Articolo:

La Corte territoriale rigettava la domanda nei confronti dell’Istituto scolastico, ritenendo che non vi fossero state negligenze da parte della scuola nell’organizzazione dell’assistenza alla bambina.
Con sentenza n. 2710/2018, pubblicata il 28 novembre 2018, la Corte di appello di Ancona rigettava il gravame e compensava integralmente tra le parti le spese di quel grado.
I motivi addotti nel ricorso per Cassazione
Le ricorrenti pongono a fondamento del ricorso cinque motivi.
Con il primo motivo, denunciando la nullità della sentenza impugnata per violazione dell’art. 132 c.p.c., comma 2, n. 4, le ricorrenti sostengono che la motivazione di tale decisione sarebbe affetta da irriducibile illogicità, nella parte in cui, pur fissando in otto minuti – e non in tre minuti, come invece ritenuto dal Tribunale con la sentenza di primo grado confermata in appello – il tempo trascorso dal rinvenimento della bambina alla chiamata dei soccorsi, ha escluso la negligenza dei convenuti nel ritardare la chiamata del 118. Sostengono che, invece, se il 118 fosse stato allertato immediatamente, la bambina avrebbe avuto salva la vita. Le ricorrenti deducono anche l’illogicità e l’incongruenza della sentenza d’appello che ha dichiarato non sussistente tale ritardo, confermando sul punto quella di prime cure, che pure lo aveva escluso, ma sul diverso presupposto che la telefonata al 118 fosse avvenuta dopo tre minuti, come già evidenziato. Inoltre, sarebbe priva di motivazione, ovvero la motivazione sarebbe apparente ed incomprensibile nella parte in cui nella medesima la Corte di merito afferma che l’intervento dei sanitari (qualora fosse stato richiesto entro un minuto dal rinvenimento della piccola priva di conoscenza) nell’arco di quattro minuti (tenendo conto dell’arrivo dei sanitari nei successivi tre minuti) non avrebbe comunque evitato l’esito tragico della vicenda, peraltro così esprimendosi in totale difformità delle risultanze della c.t.u., senza indicare le ragioni per le quali ha ritenuto di discostarsi dalle conclusioni dell’ausiliare del giudice.

Compito da svolgere: Puoi riportare parola per parola il passo dell'articolo sul ricorso in Cassazione che si apre con "La Corte territoriale" e si chiude con "ricorso cinque motivi."?

Voci archiviate:
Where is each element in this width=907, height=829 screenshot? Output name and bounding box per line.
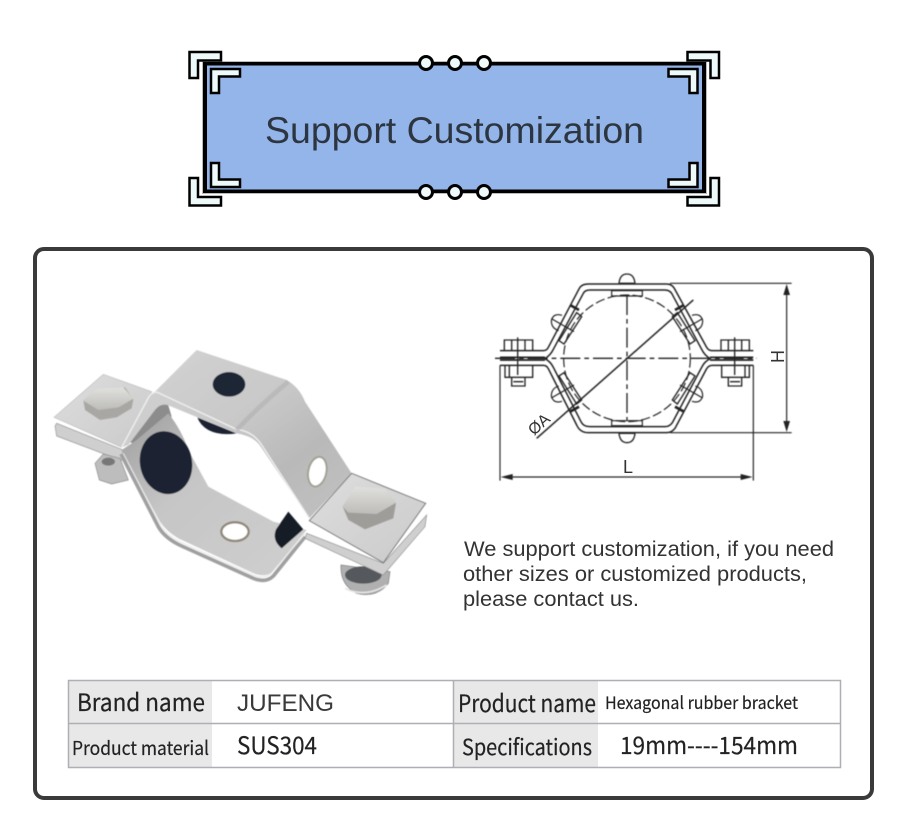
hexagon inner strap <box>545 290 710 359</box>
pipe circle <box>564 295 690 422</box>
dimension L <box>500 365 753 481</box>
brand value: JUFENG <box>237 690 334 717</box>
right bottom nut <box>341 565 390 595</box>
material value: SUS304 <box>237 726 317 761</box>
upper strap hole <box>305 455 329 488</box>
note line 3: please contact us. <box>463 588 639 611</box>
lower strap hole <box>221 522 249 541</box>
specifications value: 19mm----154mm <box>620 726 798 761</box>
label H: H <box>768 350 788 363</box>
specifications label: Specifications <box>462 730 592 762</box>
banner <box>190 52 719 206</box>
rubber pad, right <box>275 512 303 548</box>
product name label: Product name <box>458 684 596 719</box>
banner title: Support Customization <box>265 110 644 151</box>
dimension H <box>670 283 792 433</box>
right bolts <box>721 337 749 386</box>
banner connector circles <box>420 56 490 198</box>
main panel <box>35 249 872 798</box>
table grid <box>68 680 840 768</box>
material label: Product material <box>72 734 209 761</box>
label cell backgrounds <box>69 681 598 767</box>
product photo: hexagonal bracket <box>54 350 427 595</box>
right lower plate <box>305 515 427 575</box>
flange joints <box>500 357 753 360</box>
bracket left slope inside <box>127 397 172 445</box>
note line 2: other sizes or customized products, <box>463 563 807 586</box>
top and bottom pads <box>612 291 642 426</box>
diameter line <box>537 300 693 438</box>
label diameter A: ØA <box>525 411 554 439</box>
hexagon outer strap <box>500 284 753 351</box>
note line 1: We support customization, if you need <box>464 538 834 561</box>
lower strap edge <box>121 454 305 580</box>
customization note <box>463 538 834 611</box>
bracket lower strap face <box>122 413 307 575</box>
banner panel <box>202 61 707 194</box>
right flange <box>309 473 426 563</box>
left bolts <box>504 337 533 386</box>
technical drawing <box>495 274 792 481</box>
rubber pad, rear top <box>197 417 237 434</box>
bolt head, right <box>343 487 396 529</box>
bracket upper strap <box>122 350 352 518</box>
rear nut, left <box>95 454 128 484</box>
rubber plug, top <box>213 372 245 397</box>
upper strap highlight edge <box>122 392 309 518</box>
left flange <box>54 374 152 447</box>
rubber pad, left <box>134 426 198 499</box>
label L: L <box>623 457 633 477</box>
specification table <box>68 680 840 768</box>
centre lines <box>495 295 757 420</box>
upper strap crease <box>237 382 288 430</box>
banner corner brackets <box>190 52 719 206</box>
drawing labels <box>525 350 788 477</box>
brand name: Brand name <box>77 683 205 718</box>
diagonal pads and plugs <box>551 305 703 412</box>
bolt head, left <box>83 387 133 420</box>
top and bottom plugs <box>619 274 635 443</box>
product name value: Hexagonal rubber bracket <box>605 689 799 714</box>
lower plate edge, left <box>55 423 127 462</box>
...
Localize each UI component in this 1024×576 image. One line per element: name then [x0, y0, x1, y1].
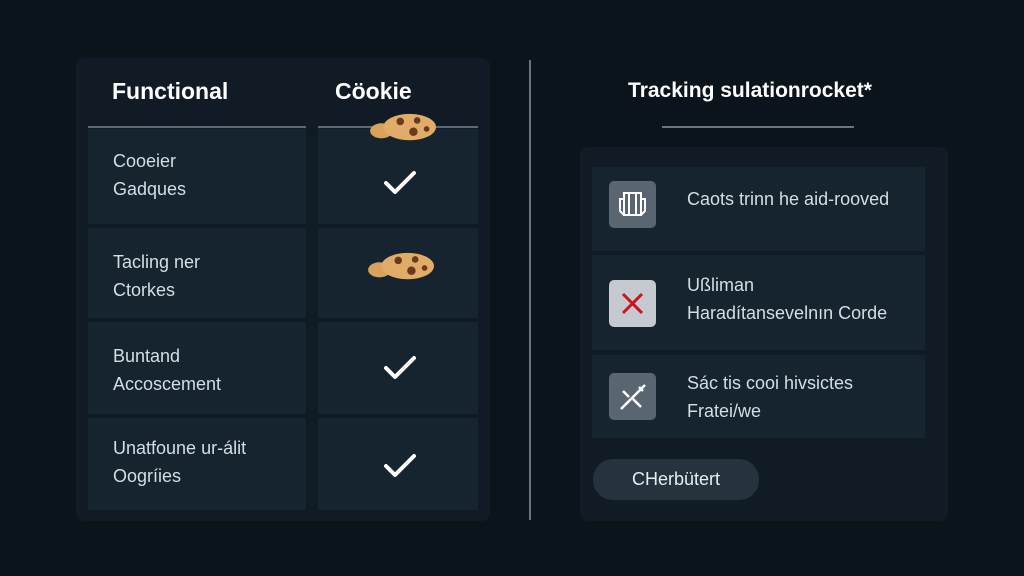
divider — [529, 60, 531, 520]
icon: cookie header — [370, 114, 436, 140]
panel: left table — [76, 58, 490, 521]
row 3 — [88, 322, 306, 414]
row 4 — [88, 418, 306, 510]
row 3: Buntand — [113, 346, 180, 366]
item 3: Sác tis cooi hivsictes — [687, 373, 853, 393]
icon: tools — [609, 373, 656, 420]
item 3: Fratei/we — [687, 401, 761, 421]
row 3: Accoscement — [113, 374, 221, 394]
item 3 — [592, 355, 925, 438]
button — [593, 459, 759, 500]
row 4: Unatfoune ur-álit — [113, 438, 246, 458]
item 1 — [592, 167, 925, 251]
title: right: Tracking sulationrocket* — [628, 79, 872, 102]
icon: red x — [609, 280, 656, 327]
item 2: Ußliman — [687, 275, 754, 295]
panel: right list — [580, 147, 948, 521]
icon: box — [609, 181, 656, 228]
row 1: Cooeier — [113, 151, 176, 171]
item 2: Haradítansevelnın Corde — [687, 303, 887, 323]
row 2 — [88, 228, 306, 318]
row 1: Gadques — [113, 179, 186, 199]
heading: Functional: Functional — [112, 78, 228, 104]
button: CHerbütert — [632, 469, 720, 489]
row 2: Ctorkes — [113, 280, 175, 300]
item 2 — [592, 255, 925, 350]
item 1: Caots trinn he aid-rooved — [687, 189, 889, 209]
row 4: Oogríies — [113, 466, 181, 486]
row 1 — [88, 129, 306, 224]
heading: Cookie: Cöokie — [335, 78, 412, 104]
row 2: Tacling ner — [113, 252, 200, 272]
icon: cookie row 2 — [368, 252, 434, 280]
---
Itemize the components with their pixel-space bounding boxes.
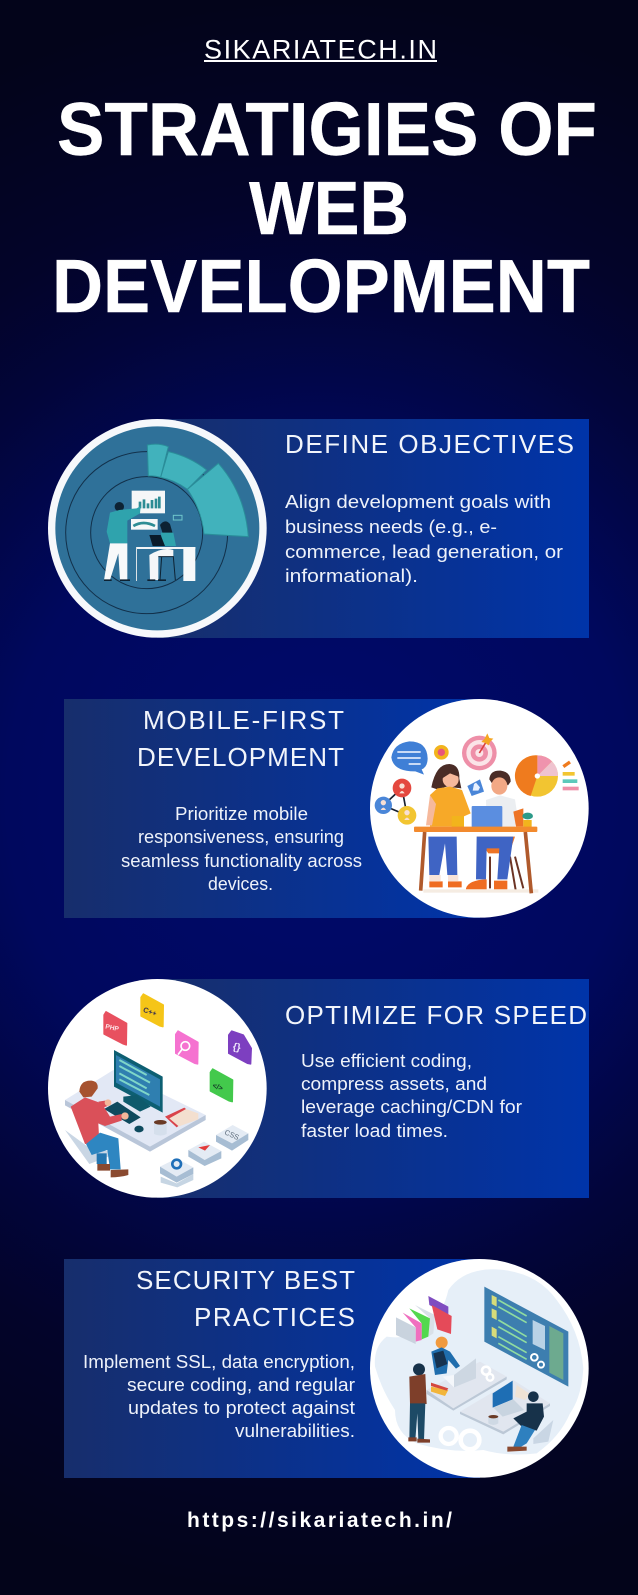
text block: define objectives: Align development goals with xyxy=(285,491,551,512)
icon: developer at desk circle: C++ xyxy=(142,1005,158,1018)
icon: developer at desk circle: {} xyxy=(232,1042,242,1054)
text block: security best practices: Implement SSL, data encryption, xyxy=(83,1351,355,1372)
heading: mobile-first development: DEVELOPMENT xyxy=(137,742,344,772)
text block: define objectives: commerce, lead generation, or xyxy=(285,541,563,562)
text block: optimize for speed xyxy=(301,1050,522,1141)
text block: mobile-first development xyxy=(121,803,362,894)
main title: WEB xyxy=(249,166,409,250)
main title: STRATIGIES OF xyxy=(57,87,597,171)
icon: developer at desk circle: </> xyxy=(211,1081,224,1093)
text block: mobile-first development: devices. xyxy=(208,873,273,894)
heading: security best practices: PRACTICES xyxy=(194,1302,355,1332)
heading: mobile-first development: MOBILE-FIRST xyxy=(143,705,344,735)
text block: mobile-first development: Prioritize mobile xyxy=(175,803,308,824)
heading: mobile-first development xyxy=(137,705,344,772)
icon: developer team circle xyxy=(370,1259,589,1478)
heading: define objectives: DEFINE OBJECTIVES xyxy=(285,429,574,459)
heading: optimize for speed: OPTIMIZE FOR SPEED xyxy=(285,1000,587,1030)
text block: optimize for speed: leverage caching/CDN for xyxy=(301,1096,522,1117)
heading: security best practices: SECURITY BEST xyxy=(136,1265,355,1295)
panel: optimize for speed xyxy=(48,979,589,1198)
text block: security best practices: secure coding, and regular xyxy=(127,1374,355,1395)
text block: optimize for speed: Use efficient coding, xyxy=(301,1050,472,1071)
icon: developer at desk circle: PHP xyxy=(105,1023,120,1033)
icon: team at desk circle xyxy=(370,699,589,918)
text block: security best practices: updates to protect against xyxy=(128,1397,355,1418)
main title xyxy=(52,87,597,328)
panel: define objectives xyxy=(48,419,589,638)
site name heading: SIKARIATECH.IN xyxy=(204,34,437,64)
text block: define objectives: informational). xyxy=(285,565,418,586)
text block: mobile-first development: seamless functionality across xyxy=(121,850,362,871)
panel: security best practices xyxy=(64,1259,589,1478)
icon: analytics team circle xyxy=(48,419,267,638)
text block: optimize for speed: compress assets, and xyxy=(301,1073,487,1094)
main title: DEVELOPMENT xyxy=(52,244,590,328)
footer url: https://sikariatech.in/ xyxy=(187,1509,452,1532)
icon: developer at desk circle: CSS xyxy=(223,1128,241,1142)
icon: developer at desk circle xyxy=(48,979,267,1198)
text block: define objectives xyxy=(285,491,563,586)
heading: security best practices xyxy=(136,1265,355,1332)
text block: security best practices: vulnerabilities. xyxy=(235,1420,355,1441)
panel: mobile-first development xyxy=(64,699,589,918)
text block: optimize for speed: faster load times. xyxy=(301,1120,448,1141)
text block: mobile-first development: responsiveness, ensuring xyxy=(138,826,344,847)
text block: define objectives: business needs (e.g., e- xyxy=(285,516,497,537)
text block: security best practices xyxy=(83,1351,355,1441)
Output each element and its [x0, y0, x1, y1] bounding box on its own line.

Risultato dell'esercizio:
La Corte territoriale rigettava la domanda nei confronti dell’Istituto scolastico, ritenendo che non vi fossero state negligenze da parte della scuola nell’organizzazione dell’assistenza alla bambina.
Con sentenza n. 2710/2018, pubblicata il 28 novembre 2018, la Corte di appello di Ancona rigettava il gravame e compensava integralmente tra le parti le spese di quel grado.
I motivi addotti nel ricorso per Cassazione
Le ricorrenti pongono a fondamento del ricorso cinque motivi.